-------- MATERIALS PROVIDED --------

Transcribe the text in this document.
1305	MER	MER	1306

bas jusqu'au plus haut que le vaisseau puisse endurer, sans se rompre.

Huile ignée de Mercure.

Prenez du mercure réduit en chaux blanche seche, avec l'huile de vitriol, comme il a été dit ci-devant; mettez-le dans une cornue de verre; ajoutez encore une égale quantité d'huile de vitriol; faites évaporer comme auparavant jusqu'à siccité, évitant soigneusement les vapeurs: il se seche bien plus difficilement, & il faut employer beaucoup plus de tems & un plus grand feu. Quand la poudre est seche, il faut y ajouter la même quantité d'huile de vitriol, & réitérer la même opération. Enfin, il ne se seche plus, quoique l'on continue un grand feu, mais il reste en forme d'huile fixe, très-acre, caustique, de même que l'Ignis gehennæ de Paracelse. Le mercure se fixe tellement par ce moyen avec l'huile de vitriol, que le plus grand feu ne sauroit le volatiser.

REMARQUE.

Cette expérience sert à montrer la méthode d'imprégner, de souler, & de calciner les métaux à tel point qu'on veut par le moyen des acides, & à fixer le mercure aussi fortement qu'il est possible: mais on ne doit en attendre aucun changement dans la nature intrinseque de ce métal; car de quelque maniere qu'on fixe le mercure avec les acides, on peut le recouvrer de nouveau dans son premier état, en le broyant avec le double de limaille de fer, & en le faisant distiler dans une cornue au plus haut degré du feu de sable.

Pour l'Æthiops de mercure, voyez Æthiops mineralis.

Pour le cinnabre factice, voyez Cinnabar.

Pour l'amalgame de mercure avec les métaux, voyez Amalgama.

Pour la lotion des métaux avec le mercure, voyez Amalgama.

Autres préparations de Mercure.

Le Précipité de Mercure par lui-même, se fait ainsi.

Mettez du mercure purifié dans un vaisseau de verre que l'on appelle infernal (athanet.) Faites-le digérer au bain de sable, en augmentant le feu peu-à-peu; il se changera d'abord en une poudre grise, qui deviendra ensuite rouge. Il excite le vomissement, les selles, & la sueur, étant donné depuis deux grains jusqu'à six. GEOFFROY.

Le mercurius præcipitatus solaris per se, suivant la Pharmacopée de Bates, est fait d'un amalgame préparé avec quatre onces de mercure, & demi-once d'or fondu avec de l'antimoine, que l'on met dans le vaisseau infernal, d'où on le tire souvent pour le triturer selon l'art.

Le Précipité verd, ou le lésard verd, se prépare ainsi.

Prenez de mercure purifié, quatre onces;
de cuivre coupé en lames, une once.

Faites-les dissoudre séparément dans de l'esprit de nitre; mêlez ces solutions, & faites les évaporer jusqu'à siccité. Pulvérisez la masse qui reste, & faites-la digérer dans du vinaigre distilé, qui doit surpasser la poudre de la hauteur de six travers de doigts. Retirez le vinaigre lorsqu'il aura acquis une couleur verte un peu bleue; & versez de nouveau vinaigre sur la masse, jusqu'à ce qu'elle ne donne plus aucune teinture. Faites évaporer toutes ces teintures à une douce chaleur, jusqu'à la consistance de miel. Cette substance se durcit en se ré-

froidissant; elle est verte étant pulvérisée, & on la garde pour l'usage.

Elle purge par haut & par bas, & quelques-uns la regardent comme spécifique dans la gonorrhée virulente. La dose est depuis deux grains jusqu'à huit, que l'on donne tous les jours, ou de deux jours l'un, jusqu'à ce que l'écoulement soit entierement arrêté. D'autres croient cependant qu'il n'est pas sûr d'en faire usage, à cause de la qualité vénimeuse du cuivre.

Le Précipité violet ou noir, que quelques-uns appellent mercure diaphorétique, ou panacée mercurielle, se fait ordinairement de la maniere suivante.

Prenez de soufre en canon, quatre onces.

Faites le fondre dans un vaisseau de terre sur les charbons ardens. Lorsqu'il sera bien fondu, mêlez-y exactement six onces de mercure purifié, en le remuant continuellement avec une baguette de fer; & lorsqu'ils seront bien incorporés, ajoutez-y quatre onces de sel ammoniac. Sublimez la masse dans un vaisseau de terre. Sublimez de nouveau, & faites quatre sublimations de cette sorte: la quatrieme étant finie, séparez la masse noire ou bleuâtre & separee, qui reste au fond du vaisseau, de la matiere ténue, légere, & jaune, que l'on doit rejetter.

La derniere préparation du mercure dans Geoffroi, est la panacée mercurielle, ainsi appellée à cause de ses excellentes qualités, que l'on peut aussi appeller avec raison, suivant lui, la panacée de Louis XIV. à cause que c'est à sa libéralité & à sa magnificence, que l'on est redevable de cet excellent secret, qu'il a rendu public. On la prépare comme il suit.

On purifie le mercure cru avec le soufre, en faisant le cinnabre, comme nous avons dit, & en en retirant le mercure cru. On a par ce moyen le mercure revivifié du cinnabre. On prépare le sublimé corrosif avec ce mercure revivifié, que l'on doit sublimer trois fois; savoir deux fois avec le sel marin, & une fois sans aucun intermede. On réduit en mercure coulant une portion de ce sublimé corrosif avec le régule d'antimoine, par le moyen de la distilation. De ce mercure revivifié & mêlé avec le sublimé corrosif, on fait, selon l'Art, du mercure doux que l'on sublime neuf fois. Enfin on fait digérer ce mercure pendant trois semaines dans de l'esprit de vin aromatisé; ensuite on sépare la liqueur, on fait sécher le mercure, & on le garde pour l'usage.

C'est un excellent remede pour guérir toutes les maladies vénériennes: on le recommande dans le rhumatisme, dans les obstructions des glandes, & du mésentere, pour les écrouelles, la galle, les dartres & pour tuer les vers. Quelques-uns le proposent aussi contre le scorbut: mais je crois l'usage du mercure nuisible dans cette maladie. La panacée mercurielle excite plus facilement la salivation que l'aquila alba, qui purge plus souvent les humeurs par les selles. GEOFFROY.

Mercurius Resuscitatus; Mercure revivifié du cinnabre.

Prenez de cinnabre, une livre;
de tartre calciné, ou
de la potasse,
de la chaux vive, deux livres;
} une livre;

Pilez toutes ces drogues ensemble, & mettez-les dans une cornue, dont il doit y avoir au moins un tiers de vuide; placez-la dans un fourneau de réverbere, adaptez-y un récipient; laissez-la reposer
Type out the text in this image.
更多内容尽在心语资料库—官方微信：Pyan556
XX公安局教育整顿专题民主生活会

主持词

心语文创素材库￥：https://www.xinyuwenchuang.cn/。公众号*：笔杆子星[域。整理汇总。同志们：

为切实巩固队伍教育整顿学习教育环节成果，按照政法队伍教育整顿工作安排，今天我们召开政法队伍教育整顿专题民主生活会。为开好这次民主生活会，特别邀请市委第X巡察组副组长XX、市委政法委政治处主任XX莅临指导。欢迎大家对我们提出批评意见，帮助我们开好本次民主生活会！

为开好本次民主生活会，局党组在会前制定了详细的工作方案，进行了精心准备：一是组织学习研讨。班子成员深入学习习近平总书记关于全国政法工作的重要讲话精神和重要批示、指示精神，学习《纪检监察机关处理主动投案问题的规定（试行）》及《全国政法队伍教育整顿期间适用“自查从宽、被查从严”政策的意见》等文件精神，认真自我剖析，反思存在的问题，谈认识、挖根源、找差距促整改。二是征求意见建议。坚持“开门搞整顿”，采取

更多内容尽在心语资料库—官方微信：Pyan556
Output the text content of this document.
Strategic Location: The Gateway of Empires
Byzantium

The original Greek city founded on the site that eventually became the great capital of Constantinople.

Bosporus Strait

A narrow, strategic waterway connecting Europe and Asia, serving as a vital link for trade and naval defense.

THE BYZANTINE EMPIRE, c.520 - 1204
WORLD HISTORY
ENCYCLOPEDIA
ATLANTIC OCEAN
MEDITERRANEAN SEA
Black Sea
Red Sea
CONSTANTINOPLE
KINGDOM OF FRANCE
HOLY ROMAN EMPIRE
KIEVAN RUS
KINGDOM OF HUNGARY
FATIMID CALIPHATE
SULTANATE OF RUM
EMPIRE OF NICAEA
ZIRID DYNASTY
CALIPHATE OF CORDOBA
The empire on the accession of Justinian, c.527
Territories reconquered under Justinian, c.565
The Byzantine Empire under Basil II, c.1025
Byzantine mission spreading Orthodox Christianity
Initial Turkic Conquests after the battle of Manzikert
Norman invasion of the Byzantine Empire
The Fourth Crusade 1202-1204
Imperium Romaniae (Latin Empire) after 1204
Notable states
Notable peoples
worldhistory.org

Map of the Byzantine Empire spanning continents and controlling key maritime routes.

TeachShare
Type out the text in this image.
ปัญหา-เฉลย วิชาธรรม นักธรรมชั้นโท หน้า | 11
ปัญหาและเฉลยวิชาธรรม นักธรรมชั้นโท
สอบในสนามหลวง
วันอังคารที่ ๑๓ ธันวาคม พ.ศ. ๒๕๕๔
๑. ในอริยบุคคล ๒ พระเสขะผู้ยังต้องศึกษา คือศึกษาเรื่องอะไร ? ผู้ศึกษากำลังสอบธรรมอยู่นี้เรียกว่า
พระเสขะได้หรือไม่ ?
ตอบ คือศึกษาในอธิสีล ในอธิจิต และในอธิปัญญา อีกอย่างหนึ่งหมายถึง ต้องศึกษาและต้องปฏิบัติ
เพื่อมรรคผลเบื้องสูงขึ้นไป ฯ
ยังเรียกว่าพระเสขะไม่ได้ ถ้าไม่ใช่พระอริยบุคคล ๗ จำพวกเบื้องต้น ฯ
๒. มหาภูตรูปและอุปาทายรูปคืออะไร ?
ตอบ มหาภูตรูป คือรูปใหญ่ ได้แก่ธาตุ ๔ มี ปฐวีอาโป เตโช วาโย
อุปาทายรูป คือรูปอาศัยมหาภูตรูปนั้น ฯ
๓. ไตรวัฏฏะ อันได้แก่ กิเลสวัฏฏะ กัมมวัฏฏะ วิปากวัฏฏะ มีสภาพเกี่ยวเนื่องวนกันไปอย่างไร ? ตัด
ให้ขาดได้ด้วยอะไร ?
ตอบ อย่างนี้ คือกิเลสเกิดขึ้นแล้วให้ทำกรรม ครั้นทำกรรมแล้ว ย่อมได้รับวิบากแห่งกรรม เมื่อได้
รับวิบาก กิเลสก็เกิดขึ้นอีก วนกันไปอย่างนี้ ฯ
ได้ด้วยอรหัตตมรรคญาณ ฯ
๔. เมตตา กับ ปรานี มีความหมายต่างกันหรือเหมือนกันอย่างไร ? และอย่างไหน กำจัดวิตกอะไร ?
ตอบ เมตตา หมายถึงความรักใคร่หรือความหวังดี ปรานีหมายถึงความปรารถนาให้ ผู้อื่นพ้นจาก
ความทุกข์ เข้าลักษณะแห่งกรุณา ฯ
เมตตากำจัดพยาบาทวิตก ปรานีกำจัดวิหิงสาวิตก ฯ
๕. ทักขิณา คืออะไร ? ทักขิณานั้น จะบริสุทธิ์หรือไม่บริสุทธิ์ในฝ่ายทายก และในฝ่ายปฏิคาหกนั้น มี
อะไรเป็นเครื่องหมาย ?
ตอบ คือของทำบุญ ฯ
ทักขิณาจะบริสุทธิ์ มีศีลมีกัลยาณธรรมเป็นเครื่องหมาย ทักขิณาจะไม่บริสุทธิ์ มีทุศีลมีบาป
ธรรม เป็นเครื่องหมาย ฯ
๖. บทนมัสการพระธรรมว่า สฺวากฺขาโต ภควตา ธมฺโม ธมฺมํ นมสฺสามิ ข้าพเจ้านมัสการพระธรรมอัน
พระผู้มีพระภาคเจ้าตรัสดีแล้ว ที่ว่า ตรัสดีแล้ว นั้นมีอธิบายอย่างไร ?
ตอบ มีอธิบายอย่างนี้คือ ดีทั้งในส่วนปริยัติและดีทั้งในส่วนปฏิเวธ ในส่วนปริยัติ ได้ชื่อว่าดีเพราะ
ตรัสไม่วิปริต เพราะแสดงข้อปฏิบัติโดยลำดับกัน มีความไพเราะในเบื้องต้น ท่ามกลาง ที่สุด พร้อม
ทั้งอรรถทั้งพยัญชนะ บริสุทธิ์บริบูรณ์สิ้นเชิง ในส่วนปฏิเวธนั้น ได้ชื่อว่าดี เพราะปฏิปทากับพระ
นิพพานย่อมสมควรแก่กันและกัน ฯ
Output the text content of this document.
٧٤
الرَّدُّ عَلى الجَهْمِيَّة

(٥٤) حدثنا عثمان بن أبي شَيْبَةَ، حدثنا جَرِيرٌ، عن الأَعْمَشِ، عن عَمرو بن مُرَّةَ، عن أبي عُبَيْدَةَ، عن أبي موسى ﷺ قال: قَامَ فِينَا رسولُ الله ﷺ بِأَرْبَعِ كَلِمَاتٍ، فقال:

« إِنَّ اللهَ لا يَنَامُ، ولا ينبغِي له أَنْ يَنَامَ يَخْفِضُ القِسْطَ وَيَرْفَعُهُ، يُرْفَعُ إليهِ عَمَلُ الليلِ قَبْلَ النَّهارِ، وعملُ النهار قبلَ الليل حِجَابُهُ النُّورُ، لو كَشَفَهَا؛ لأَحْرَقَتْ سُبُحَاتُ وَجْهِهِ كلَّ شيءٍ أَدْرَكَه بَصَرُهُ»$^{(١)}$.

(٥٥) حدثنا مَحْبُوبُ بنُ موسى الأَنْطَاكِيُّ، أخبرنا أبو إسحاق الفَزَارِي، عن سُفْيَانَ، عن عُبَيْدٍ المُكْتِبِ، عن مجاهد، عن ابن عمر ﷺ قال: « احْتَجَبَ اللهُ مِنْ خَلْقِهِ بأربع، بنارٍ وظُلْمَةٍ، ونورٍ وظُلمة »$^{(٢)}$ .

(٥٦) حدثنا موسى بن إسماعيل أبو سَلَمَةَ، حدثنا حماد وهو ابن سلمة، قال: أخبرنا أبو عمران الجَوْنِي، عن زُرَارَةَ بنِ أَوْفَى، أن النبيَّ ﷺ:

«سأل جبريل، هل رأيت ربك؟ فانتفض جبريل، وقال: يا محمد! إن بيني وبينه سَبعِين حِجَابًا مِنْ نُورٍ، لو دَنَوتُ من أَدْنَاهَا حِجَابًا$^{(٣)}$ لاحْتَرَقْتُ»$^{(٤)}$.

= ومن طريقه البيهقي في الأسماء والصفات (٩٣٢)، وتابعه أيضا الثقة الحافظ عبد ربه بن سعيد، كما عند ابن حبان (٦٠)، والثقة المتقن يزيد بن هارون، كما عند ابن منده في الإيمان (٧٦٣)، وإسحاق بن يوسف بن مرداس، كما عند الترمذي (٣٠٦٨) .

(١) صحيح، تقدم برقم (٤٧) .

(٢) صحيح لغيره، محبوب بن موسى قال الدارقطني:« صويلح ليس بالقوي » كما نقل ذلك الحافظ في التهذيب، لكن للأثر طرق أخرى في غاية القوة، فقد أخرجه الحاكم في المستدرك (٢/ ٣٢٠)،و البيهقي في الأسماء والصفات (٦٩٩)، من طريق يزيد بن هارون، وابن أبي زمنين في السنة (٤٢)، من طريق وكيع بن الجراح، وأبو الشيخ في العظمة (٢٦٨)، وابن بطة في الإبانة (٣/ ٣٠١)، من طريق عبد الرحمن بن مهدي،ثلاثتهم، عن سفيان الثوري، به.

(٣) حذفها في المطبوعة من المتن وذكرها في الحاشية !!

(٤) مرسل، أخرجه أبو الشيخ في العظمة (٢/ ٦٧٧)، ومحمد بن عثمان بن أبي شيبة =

--------

◆ **WHAT TO PRODUCE**
Copy out all lines from the material above that contain the string "ชาธรรม".

◆ **WRITTEN RESPONSE**
ปัญหา-เฉลย วิชาธรรม นักธรรมชั้นโท หน้า | 11
ปัญหาและเฉลยวิชาธรรม นักธรรมชั้นโท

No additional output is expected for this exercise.